Using the listing below, report all lines holding the word "Gaussian".
## Begin Given data
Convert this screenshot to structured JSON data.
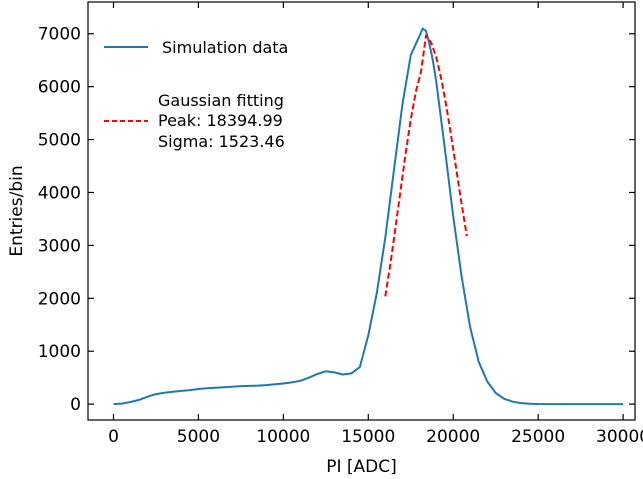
{
  "chart_data": {
    "type": "line",
    "xlabel": "PI [ADC]",
    "ylabel": "Entries/bin",
    "xlim": [
      -1500,
      30700
    ],
    "ylim": [
      -300,
      7600
    ],
    "xticks": [
      0,
      5000,
      10000,
      15000,
      20000,
      25000,
      30000
    ],
    "xtick_labels": [
      "0",
      "5000",
      "10000",
      "15000",
      "20000",
      "25000",
      "30000"
    ],
    "yticks": [
      0,
      1000,
      2000,
      3000,
      4000,
      5000,
      6000,
      7000
    ],
    "ytick_labels": [
      "0",
      "1000",
      "2000",
      "3000",
      "4000",
      "5000",
      "6000",
      "7000"
    ],
    "grid": false,
    "legend_placement": "top-left",
    "series": [
      {
        "name": "Simulation data",
        "style": "solid",
        "color": "#1f77b4",
        "x": [
          0,
          500,
          1000,
          1500,
          2000,
          2500,
          3000,
          3500,
          4000,
          4500,
          5000,
          5500,
          6000,
          6500,
          7000,
          7500,
          8000,
          8500,
          9000,
          9500,
          10000,
          10500,
          11000,
          11500,
          12000,
          12500,
          13000,
          13500,
          14000,
          14500,
          15000,
          15500,
          16000,
          16500,
          17000,
          17500,
          18000,
          18200,
          18400,
          18600,
          18800,
          19000,
          19500,
          20000,
          20500,
          21000,
          21500,
          22000,
          22500,
          23000,
          23500,
          24000,
          24500,
          25000,
          26000,
          27000,
          28000,
          29000,
          30000
        ],
        "y": [
          0,
          10,
          40,
          80,
          140,
          190,
          215,
          235,
          250,
          265,
          285,
          300,
          310,
          320,
          330,
          340,
          345,
          350,
          360,
          375,
          390,
          410,
          440,
          500,
          570,
          620,
          600,
          560,
          580,
          700,
          1300,
          2100,
          3150,
          4400,
          5650,
          6600,
          6950,
          7100,
          7050,
          6800,
          6500,
          6100,
          4850,
          3550,
          2400,
          1450,
          800,
          430,
          210,
          100,
          45,
          20,
          8,
          3,
          1,
          0,
          0,
          0,
          0
        ]
      },
      {
        "name": "Gaussian fitting",
        "style": "dashed",
        "color": "#ff0000",
        "x": [
          16000,
          16300,
          16600,
          16900,
          17200,
          17500,
          17800,
          18100,
          18395,
          18700,
          19000,
          19300,
          19600,
          19900,
          20200,
          20500,
          20800
        ],
        "y": [
          2036,
          2654,
          3337,
          4049,
          4748,
          5385,
          5911,
          6281,
          6970,
          6833,
          6560,
          6145,
          5621,
          5027,
          4400,
          3773,
          3175
        ]
      }
    ],
    "legend_entries": [
      {
        "label": "Simulation data"
      },
      {
        "label": "Gaussian fitting",
        "lines": [
          "Gaussian fitting",
          "Peak: 18394.99",
          "Sigma: 1523.46"
        ]
      }
    ],
    "annotations": {
      "peak": "Peak: 18394.99",
      "sigma": "Sigma: 1523.46"
    }
  }
}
## End Given data
▶ _Output_
        "name": "Gaussian fitting",
        "label": "Gaussian fitting",
          "Gaussian fitting",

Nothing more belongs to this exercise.